Start of Information shown

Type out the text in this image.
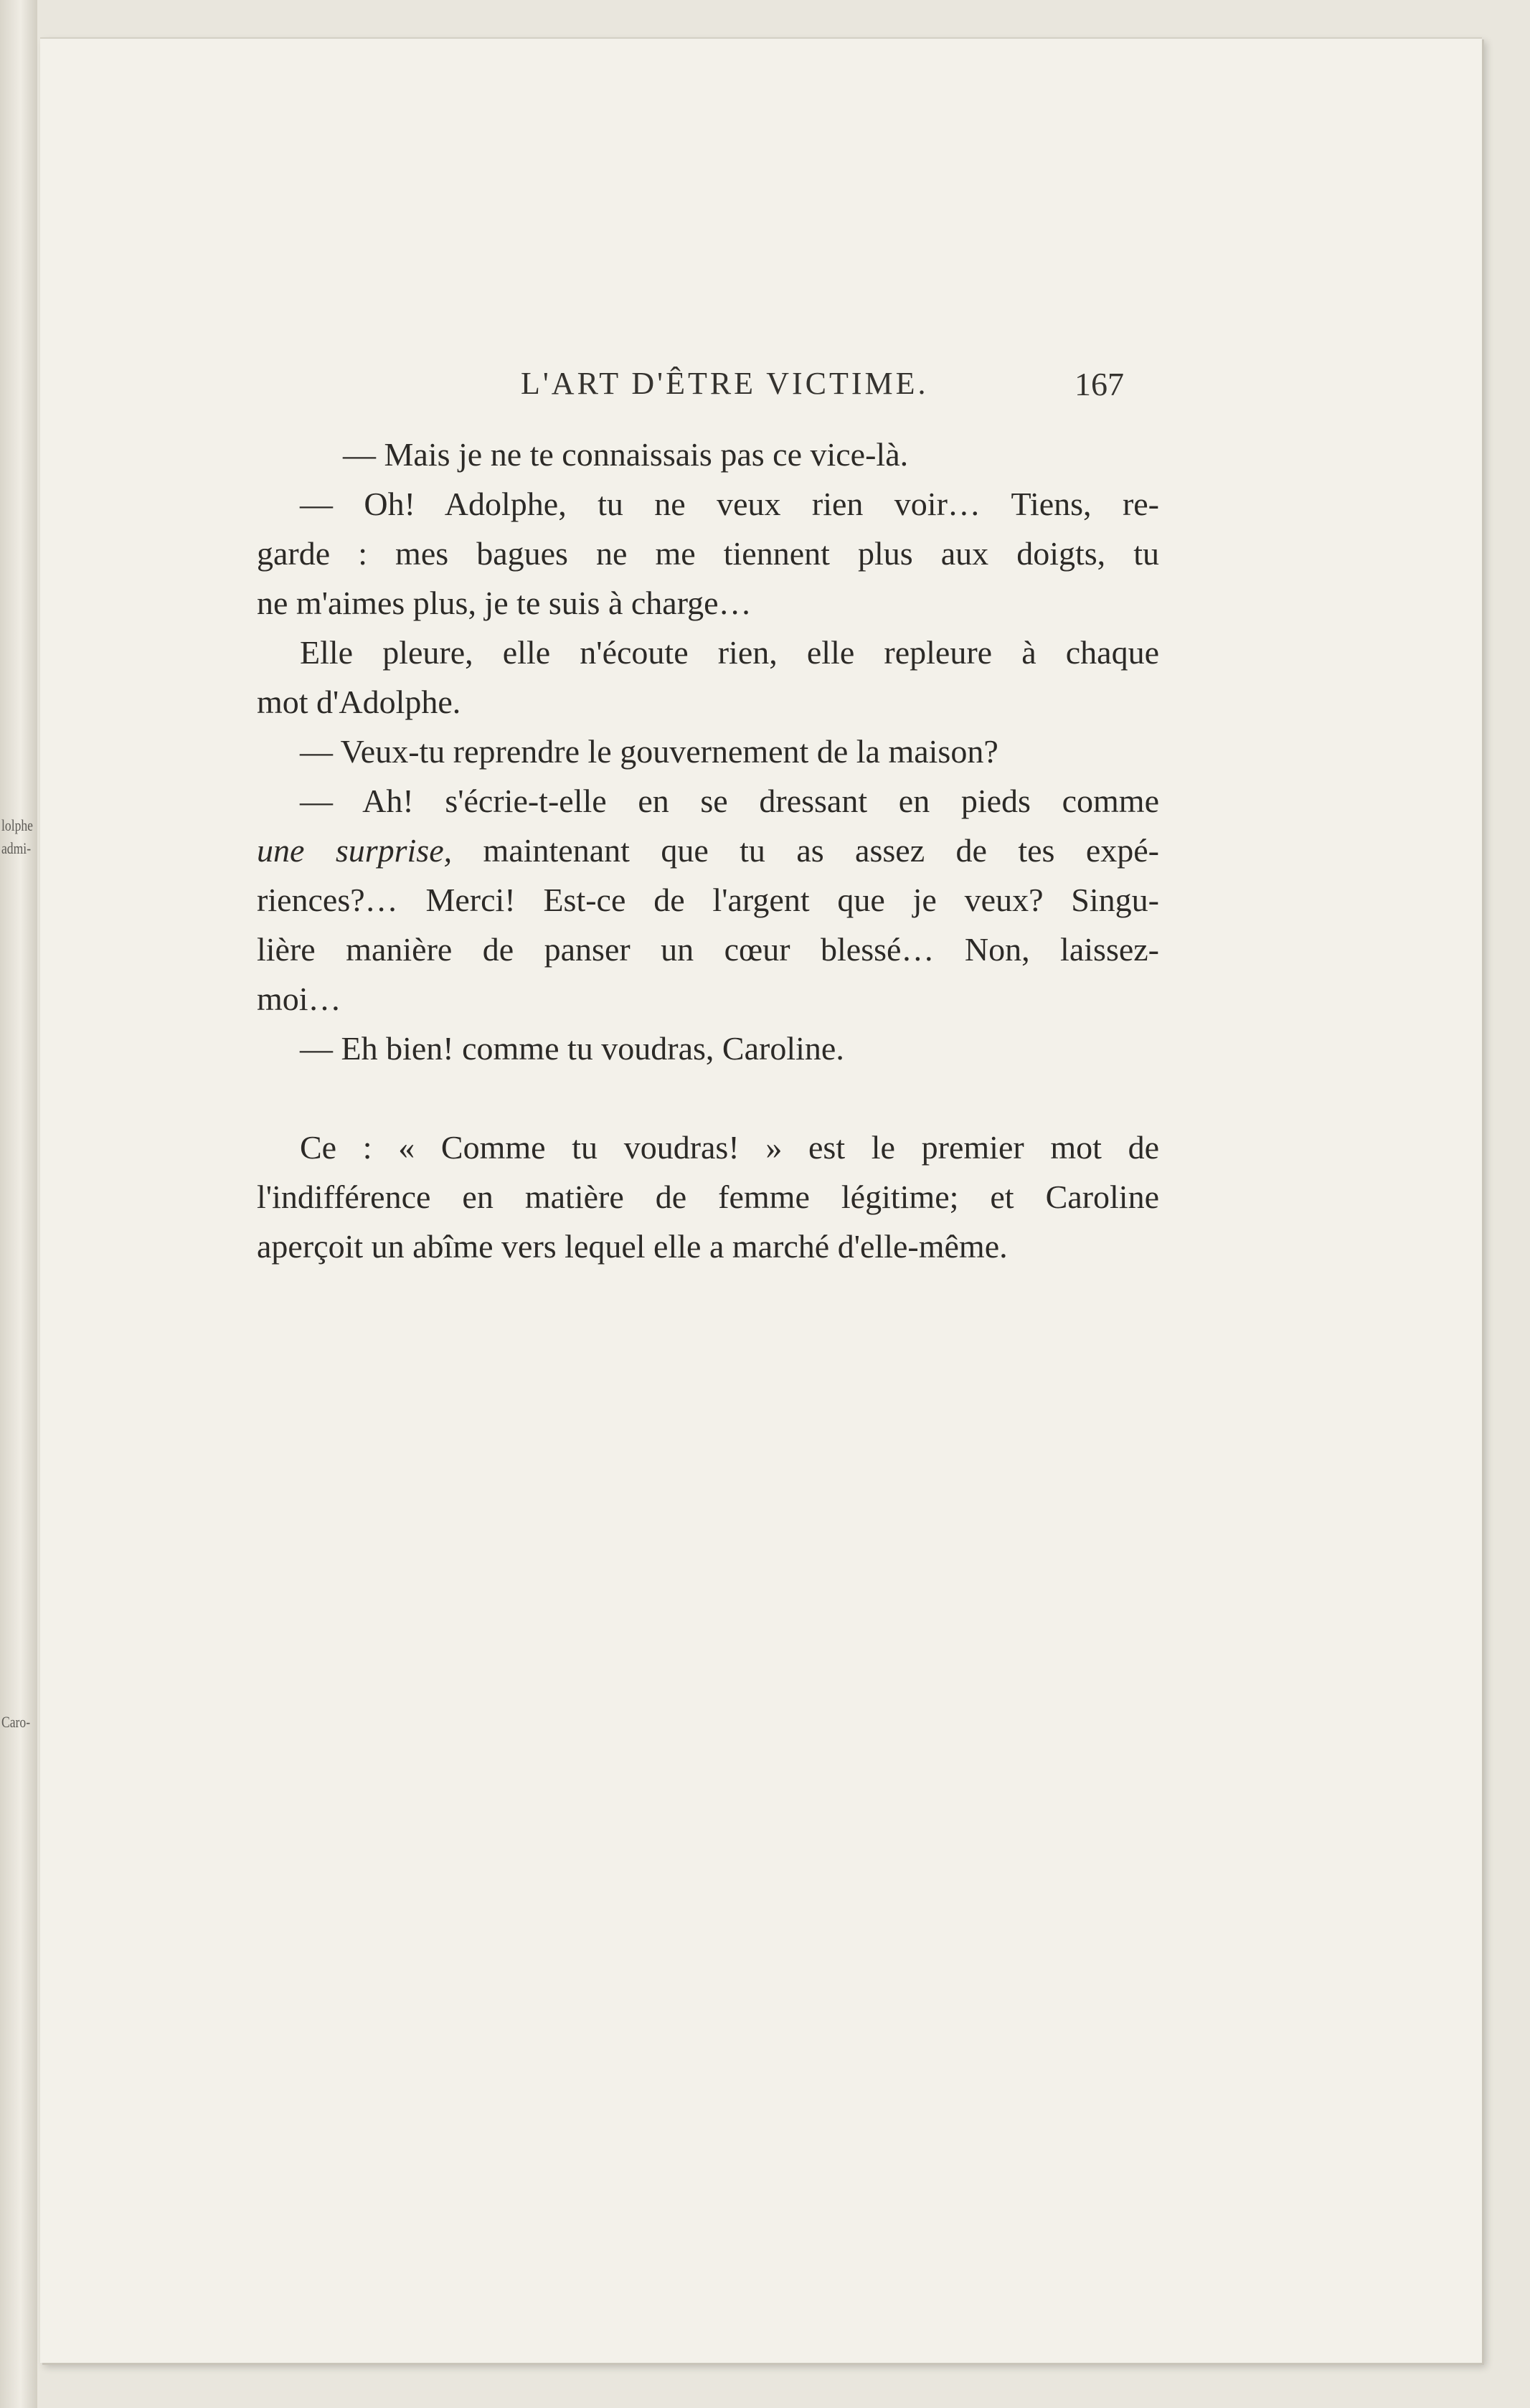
lolphe
admi-
Caro-
L'ART D'ÊTRE VICTIME.	167

— Mais je ne te connaissais pas ce vice-là.

— Oh! Adolphe, tu ne veux rien voir… Tiens, re-
garde : mes bagues ne me tiennent plus aux doigts, tu
ne m'aimes plus, je te suis à charge…

Elle pleure, elle n'écoute rien, elle repleure à chaque
mot d'Adolphe.

— Veux-tu reprendre le gouvernement de la maison?

— Ah! s'écrie-t-elle en se dressant en pieds comme
une surprise, maintenant que tu as assez de tes expé-
riences?… Merci! Est-ce de l'argent que je veux? Singu-
lière manière de panser un cœur blessé… Non, laissez-
moi…

— Eh bien! comme tu voudras, Caroline.

Ce : « Comme tu voudras! » est le premier mot de
l'indifférence en matière de femme légitime; et Caroline
aperçoit un abîme vers lequel elle a marché d'elle-même.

End of Information shown

Your task: Without the pictures, output the full listing exactly as it stands.

Result:
Type out the text in this image.
lolphe
admi-
Caro-
L'ART D'ÊTRE VICTIME.	167

— Mais je ne te connaissais pas ce vice-là.

— Oh! Adolphe, tu ne veux rien voir… Tiens, re-
garde : mes bagues ne me tiennent plus aux doigts, tu
ne m'aimes plus, je te suis à charge…

Elle pleure, elle n'écoute rien, elle repleure à chaque
mot d'Adolphe.

— Veux-tu reprendre le gouvernement de la maison?

— Ah! s'écrie-t-elle en se dressant en pieds comme
une surprise, maintenant que tu as assez de tes expé-
riences?… Merci! Est-ce de l'argent que je veux? Singu-
lière manière de panser un cœur blessé… Non, laissez-
moi…

— Eh bien! comme tu voudras, Caroline.

Ce : « Comme tu voudras! » est le premier mot de
l'indifférence en matière de femme légitime; et Caroline
aperçoit un abîme vers lequel elle a marché d'elle-même.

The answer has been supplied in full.